* WHAT TO DO
Go through the records and extract every line with the word "Guided".

Dataset rows:
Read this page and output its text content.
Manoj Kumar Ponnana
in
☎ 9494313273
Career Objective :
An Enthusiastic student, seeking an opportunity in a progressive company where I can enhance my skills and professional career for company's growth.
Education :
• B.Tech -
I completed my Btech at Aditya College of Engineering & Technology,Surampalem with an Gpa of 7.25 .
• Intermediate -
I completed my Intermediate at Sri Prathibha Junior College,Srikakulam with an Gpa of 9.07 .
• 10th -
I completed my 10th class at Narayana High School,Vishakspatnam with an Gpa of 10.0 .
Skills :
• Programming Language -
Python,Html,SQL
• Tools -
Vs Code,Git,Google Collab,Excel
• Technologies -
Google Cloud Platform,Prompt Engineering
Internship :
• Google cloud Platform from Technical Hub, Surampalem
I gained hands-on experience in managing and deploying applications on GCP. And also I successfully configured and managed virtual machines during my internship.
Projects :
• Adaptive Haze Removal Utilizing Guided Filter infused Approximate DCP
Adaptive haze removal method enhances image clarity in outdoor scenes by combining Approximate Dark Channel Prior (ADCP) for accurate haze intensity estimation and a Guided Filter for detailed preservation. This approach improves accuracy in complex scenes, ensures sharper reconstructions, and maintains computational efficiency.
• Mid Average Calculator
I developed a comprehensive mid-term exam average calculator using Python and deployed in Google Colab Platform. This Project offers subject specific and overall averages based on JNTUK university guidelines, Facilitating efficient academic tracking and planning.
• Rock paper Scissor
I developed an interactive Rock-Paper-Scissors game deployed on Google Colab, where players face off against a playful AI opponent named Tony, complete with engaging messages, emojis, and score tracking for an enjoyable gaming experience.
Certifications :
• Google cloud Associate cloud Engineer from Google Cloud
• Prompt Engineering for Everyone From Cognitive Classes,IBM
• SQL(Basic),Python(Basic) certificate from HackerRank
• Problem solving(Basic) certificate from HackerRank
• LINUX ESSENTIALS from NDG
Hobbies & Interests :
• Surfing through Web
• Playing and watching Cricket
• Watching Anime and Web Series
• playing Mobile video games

* RESPONSE BELOW
• Adaptive Haze Removal Utilizing Guided Filter infused Approximate DCP
Adaptive haze removal method enhances image clarity in outdoor scenes by combining Approximate Dark Channel Prior (ADCP) for accurate haze intensity estimation and a Guided Filter for detailed preservation. This approach improves accuracy in complex scenes, ensures sharper reconstructions, and maintains computational efficiency.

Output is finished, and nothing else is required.